*** Extracted material ***
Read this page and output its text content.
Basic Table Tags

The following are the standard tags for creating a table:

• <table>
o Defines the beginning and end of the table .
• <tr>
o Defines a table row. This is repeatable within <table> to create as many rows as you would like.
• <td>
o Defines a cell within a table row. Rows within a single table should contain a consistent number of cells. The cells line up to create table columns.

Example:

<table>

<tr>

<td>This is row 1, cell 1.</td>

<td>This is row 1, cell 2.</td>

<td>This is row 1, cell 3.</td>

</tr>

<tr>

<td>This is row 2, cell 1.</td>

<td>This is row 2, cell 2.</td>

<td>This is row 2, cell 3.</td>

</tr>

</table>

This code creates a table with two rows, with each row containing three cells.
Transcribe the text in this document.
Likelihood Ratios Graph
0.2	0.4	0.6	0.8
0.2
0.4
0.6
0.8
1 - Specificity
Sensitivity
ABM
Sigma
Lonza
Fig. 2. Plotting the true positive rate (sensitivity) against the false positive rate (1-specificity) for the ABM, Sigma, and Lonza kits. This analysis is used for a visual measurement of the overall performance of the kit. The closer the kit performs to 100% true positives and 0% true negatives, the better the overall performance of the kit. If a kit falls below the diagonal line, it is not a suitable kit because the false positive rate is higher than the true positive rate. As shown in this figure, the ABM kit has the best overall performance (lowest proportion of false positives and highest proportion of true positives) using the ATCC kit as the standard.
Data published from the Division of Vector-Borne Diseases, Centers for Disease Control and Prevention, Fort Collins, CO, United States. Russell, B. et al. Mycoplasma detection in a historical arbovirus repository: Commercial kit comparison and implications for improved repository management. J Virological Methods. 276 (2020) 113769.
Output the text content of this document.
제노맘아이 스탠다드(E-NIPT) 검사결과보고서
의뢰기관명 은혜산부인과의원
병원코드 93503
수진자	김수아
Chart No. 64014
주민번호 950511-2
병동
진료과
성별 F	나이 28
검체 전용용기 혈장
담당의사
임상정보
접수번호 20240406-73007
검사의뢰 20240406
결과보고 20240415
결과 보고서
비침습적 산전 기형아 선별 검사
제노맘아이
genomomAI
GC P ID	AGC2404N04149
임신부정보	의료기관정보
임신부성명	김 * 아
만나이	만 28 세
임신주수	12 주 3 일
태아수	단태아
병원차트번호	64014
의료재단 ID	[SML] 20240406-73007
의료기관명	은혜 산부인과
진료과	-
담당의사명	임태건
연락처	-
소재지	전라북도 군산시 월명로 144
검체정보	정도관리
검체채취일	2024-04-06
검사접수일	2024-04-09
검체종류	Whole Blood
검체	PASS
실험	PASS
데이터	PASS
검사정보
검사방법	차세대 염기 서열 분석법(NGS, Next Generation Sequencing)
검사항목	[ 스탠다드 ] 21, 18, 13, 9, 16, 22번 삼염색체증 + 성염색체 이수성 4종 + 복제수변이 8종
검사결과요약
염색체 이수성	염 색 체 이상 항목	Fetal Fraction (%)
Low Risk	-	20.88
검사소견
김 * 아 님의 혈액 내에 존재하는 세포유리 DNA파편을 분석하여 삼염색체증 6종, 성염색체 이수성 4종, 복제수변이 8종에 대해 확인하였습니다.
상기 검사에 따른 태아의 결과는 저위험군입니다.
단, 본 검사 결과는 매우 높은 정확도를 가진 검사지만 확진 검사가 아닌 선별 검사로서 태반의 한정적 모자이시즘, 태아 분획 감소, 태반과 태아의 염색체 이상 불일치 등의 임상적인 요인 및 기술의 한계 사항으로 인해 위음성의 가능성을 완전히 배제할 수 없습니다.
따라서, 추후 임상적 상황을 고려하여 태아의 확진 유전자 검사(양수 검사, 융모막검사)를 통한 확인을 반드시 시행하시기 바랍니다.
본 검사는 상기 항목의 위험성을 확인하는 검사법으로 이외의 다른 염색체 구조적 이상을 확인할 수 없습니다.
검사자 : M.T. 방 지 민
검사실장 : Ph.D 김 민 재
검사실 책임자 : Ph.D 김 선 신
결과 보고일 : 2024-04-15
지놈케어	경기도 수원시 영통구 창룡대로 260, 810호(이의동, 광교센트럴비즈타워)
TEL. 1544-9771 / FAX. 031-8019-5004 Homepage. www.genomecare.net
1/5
*** End of Extracted material ***
A line belongs in the answer if it contains the word "없습니다"; please copy each such line from the material.

단, 본 검사 결과는 매우 높은 정확도를 가진 검사지만 확진 검사가 아닌 선별 검사로서 태반의 한정적 모자이시즘, 태아 분획 감소, 태반과 태아의 염색체 이상 불일치 등의 임상적인 요인 및 기술의 한계 사항으로 인해 위음성의 가능성을 완전히 배제할 수 없습니다.
본 검사는 상기 항목의 위험성을 확인하는 검사법으로 이외의 다른 염색체 구조적 이상을 확인할 수 없습니다.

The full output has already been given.